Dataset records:
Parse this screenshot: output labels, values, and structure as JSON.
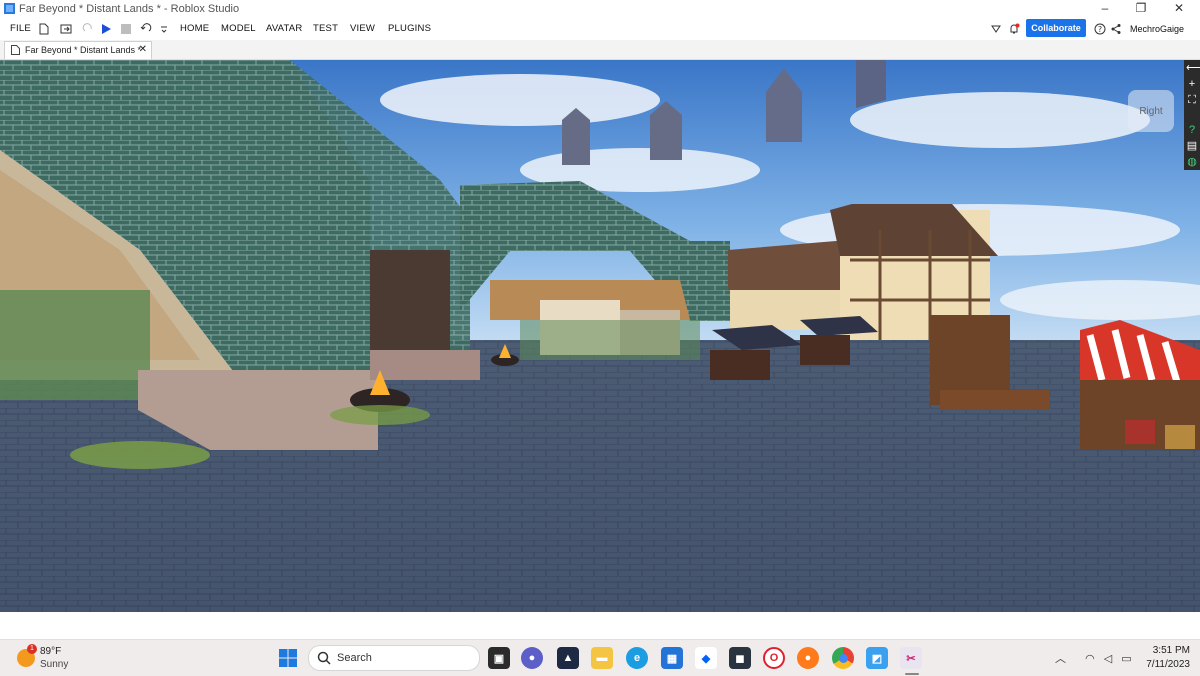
{
  "window": {
    "title": "Far Beyond * Distant Lands * - Roblox Studio",
    "controls": [
      "–",
      "❐",
      "✕"
    ]
  },
  "menubar": {
    "file": "FILE",
    "items": [
      "HOME",
      "MODEL",
      "AVATAR",
      "TEST",
      "VIEW",
      "PLUGINS"
    ],
    "collaborate": "Collaborate",
    "username": "MechroGaige"
  },
  "tab": {
    "label": "Far Beyond * Distant Lands *",
    "close": "✕"
  },
  "viewport": {
    "view_cube_label": "Right",
    "toolbar": [
      "⟵",
      "+",
      "⛶",
      "?",
      "▤",
      "◍"
    ]
  },
  "taskbar": {
    "weather": {
      "temp": "89°F",
      "condition": "Sunny",
      "badge": "1"
    },
    "search_placeholder": "Search",
    "apps": [
      "task-view",
      "chat",
      "terminal",
      "file-explorer",
      "edge",
      "store",
      "dropbox",
      "game",
      "opera",
      "firefox",
      "chrome",
      "roblox-studio",
      "snipping-tool"
    ],
    "clock": {
      "time": "3:51 PM",
      "date": "7/11/2023"
    }
  },
  "colors": {
    "accent": "#1a73e8",
    "taskbar_bg": "#f0ecec"
  }
}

Problem: In this exercise, set down all of the data exactly, without the pictures.

Completed exercise:
Parse this screenshot: output labels, values, and structure as JSON.
{
  "window": {
    "title": "Far Beyond * Distant Lands * - Roblox Studio",
    "controls": [
      "–",
      "❐",
      "✕"
    ]
  },
  "menubar": {
    "file": "FILE",
    "items": [
      "HOME",
      "MODEL",
      "AVATAR",
      "TEST",
      "VIEW",
      "PLUGINS"
    ],
    "collaborate": "Collaborate",
    "username": "MechroGaige"
  },
  "tab": {
    "label": "Far Beyond * Distant Lands *",
    "close": "✕"
  },
  "viewport": {
    "view_cube_label": "Right",
    "toolbar": [
      "⟵",
      "+",
      "⛶",
      "?",
      "▤",
      "◍"
    ]
  },
  "taskbar": {
    "weather": {
      "temp": "89°F",
      "condition": "Sunny",
      "badge": "1"
    },
    "search_placeholder": "Search",
    "apps": [
      "task-view",
      "chat",
      "terminal",
      "file-explorer",
      "edge",
      "store",
      "dropbox",
      "game",
      "opera",
      "firefox",
      "chrome",
      "roblox-studio",
      "snipping-tool"
    ],
    "clock": {
      "time": "3:51 PM",
      "date": "7/11/2023"
    }
  },
  "colors": {
    "accent": "#1a73e8",
    "taskbar_bg": "#f0ecec"
  }
}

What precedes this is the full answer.